**Exercise prompt:** Copy all of the material below exactly.

**Dataset entries:**
···
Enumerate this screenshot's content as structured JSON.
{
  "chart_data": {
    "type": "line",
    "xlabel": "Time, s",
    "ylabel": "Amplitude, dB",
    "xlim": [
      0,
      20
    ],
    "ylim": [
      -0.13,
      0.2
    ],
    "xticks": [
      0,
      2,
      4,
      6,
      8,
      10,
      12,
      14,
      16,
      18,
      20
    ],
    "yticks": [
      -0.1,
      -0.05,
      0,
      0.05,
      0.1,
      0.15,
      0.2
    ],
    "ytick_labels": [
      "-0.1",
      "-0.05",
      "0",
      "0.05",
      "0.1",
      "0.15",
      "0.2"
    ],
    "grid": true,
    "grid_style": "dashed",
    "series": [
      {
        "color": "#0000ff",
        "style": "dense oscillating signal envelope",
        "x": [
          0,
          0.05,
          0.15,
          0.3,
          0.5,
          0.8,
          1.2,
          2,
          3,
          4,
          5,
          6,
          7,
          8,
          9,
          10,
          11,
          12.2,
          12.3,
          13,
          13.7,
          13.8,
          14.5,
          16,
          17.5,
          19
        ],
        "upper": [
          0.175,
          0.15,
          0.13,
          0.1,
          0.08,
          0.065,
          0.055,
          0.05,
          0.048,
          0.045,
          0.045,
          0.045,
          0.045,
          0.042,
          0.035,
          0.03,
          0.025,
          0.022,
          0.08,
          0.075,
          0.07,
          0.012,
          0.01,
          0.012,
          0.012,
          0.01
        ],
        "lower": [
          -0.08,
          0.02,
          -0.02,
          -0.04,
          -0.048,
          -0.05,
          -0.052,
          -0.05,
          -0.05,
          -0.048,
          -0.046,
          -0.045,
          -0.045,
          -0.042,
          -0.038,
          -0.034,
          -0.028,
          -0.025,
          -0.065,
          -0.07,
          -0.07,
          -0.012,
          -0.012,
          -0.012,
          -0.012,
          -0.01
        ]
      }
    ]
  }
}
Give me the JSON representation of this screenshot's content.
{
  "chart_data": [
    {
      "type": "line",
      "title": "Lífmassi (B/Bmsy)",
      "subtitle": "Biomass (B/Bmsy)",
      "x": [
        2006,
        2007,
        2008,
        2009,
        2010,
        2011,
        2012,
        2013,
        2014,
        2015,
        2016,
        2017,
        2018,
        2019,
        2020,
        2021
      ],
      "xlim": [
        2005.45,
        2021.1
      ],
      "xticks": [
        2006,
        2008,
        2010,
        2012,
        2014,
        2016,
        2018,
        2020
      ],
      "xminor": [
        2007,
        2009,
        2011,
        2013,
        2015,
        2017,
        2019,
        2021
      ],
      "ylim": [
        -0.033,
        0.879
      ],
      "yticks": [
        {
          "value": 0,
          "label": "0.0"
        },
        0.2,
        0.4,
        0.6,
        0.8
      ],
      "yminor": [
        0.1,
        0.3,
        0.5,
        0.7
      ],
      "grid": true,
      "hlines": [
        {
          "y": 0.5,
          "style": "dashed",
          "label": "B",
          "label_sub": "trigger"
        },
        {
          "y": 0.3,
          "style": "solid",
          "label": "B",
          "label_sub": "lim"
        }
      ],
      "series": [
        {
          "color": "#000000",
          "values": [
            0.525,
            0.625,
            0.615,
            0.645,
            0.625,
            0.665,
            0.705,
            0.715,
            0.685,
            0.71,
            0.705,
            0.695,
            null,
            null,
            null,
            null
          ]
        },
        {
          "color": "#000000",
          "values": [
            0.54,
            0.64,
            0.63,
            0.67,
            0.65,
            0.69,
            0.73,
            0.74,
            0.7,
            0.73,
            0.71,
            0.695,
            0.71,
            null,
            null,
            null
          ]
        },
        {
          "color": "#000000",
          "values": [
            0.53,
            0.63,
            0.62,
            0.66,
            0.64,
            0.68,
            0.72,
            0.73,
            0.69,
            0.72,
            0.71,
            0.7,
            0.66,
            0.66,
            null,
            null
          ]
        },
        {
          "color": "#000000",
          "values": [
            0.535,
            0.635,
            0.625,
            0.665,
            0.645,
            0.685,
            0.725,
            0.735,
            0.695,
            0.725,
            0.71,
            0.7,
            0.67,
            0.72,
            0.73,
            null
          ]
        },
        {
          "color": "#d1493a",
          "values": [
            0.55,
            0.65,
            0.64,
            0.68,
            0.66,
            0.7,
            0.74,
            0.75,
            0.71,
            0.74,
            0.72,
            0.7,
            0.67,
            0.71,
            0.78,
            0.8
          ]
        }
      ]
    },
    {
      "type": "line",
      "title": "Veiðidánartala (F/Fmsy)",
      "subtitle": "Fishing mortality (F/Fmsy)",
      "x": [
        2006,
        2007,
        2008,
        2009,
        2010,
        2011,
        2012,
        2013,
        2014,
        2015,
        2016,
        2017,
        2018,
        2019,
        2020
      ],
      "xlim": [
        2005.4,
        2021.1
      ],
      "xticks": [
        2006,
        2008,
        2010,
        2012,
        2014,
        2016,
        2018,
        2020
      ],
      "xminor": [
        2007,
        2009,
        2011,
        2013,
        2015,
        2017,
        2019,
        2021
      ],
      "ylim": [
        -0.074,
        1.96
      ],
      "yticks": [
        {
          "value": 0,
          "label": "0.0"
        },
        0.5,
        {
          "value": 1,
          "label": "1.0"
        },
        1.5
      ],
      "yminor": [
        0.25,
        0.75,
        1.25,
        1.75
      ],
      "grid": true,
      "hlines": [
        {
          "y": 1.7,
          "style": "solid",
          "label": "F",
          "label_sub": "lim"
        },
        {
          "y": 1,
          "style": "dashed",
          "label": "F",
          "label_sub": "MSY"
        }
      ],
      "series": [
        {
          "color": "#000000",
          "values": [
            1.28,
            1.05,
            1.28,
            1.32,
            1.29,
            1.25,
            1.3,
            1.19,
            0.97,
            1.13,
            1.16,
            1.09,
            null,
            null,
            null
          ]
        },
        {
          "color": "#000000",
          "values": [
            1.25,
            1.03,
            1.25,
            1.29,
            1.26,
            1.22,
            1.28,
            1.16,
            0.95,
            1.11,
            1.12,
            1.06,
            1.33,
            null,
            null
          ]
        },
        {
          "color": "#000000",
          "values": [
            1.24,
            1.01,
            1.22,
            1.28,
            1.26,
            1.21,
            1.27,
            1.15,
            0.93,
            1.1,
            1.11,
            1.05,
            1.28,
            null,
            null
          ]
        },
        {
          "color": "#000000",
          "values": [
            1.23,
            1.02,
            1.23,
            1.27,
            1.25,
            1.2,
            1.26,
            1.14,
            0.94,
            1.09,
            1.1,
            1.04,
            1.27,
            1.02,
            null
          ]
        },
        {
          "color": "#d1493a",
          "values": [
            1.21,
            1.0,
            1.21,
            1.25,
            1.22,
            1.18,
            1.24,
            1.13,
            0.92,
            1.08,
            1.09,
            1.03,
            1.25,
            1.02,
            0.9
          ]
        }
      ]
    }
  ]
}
···
**Solution to this task:**
Enumerate this screenshot's content as structured JSON.
{
  "chart_data": {
    "type": "line",
    "xlabel": "Time, s",
    "ylabel": "Amplitude, dB",
    "xlim": [
      0,
      20
    ],
    "ylim": [
      -0.13,
      0.2
    ],
    "xticks": [
      0,
      2,
      4,
      6,
      8,
      10,
      12,
      14,
      16,
      18,
      20
    ],
    "yticks": [
      -0.1,
      -0.05,
      0,
      0.05,
      0.1,
      0.15,
      0.2
    ],
    "ytick_labels": [
      "-0.1",
      "-0.05",
      "0",
      "0.05",
      "0.1",
      "0.15",
      "0.2"
    ],
    "grid": true,
    "grid_style": "dashed",
    "series": [
      {
        "color": "#0000ff",
        "style": "dense oscillating signal envelope",
        "x": [
          0,
          0.05,
          0.15,
          0.3,
          0.5,
          0.8,
          1.2,
          2,
          3,
          4,
          5,
          6,
          7,
          8,
          9,
          10,
          11,
          12.2,
          12.3,
          13,
          13.7,
          13.8,
          14.5,
          16,
          17.5,
          19
        ],
        "upper": [
          0.175,
          0.15,
          0.13,
          0.1,
          0.08,
          0.065,
          0.055,
          0.05,
          0.048,
          0.045,
          0.045,
          0.045,
          0.045,
          0.042,
          0.035,
          0.03,
          0.025,
          0.022,
          0.08,
          0.075,
          0.07,
          0.012,
          0.01,
          0.012,
          0.012,
          0.01
        ],
        "lower": [
          -0.08,
          0.02,
          -0.02,
          -0.04,
          -0.048,
          -0.05,
          -0.052,
          -0.05,
          -0.05,
          -0.048,
          -0.046,
          -0.045,
          -0.045,
          -0.042,
          -0.038,
          -0.034,
          -0.028,
          -0.025,
          -0.065,
          -0.07,
          -0.07,
          -0.012,
          -0.012,
          -0.012,
          -0.012,
          -0.01
        ]
      }
    ]
  }
}
Give me the JSON representation of this screenshot's content.
{
  "chart_data": [
    {
      "type": "line",
      "title": "Lífmassi (B/Bmsy)",
      "subtitle": "Biomass (B/Bmsy)",
      "x": [
        2006,
        2007,
        2008,
        2009,
        2010,
        2011,
        2012,
        2013,
        2014,
        2015,
        2016,
        2017,
        2018,
        2019,
        2020,
        2021
      ],
      "xlim": [
        2005.45,
        2021.1
      ],
      "xticks": [
        2006,
        2008,
        2010,
        2012,
        2014,
        2016,
        2018,
        2020
      ],
      "xminor": [
        2007,
        2009,
        2011,
        2013,
        2015,
        2017,
        2019,
        2021
      ],
      "ylim": [
        -0.033,
        0.879
      ],
      "yticks": [
        {
          "value": 0,
          "label": "0.0"
        },
        0.2,
        0.4,
        0.6,
        0.8
      ],
      "yminor": [
        0.1,
        0.3,
        0.5,
        0.7
      ],
      "grid": true,
      "hlines": [
        {
          "y": 0.5,
          "style": "dashed",
          "label": "B",
          "label_sub": "trigger"
        },
        {
          "y": 0.3,
          "style": "solid",
          "label": "B",
          "label_sub": "lim"
        }
      ],
      "series": [
        {
          "color": "#000000",
          "values": [
            0.525,
            0.625,
            0.615,
            0.645,
            0.625,
            0.665,
            0.705,
            0.715,
            0.685,
            0.71,
            0.705,
            0.695,
            null,
            null,
            null,
            null
          ]
        },
        {
          "color": "#000000",
          "values": [
            0.54,
            0.64,
            0.63,
            0.67,
            0.65,
            0.69,
            0.73,
            0.74,
            0.7,
            0.73,
            0.71,
            0.695,
            0.71,
            null,
            null,
            null
          ]
        },
        {
          "color": "#000000",
          "values": [
            0.53,
            0.63,
            0.62,
            0.66,
            0.64,
            0.68,
            0.72,
            0.73,
            0.69,
            0.72,
            0.71,
            0.7,
            0.66,
            0.66,
            null,
            null
          ]
        },
        {
          "color": "#000000",
          "values": [
            0.535,
            0.635,
            0.625,
            0.665,
            0.645,
            0.685,
            0.725,
            0.735,
            0.695,
            0.725,
            0.71,
            0.7,
            0.67,
            0.72,
            0.73,
            null
          ]
        },
        {
          "color": "#d1493a",
          "values": [
            0.55,
            0.65,
            0.64,
            0.68,
            0.66,
            0.7,
            0.74,
            0.75,
            0.71,
            0.74,
            0.72,
            0.7,
            0.67,
            0.71,
            0.78,
            0.8
          ]
        }
      ]
    },
    {
      "type": "line",
      "title": "Veiðidánartala (F/Fmsy)",
      "subtitle": "Fishing mortality (F/Fmsy)",
      "x": [
        2006,
        2007,
        2008,
        2009,
        2010,
        2011,
        2012,
        2013,
        2014,
        2015,
        2016,
        2017,
        2018,
        2019,
        2020
      ],
      "xlim": [
        2005.4,
        2021.1
      ],
      "xticks": [
        2006,
        2008,
        2010,
        2012,
        2014,
        2016,
        2018,
        2020
      ],
      "xminor": [
        2007,
        2009,
        2011,
        2013,
        2015,
        2017,
        2019,
        2021
      ],
      "ylim": [
        -0.074,
        1.96
      ],
      "yticks": [
        {
          "value": 0,
          "label": "0.0"
        },
        0.5,
        {
          "value": 1,
          "label": "1.0"
        },
        1.5
      ],
      "yminor": [
        0.25,
        0.75,
        1.25,
        1.75
      ],
      "grid": true,
      "hlines": [
        {
          "y": 1.7,
          "style": "solid",
          "label": "F",
          "label_sub": "lim"
        },
        {
          "y": 1,
          "style": "dashed",
          "label": "F",
          "label_sub": "MSY"
        }
      ],
      "series": [
        {
          "color": "#000000",
          "values": [
            1.28,
            1.05,
            1.28,
            1.32,
            1.29,
            1.25,
            1.3,
            1.19,
            0.97,
            1.13,
            1.16,
            1.09,
            null,
            null,
            null
          ]
        },
        {
          "color": "#000000",
          "values": [
            1.25,
            1.03,
            1.25,
            1.29,
            1.26,
            1.22,
            1.28,
            1.16,
            0.95,
            1.11,
            1.12,
            1.06,
            1.33,
            null,
            null
          ]
        },
        {
          "color": "#000000",
          "values": [
            1.24,
            1.01,
            1.22,
            1.28,
            1.26,
            1.21,
            1.27,
            1.15,
            0.93,
            1.1,
            1.11,
            1.05,
            1.28,
            null,
            null
          ]
        },
        {
          "color": "#000000",
          "values": [
            1.23,
            1.02,
            1.23,
            1.27,
            1.25,
            1.2,
            1.26,
            1.14,
            0.94,
            1.09,
            1.1,
            1.04,
            1.27,
            1.02,
            null
          ]
        },
        {
          "color": "#d1493a",
          "values": [
            1.21,
            1.0,
            1.21,
            1.25,
            1.22,
            1.18,
            1.24,
            1.13,
            0.92,
            1.08,
            1.09,
            1.03,
            1.25,
            1.02,
            0.9
          ]
        }
      ]
    }
  ]
}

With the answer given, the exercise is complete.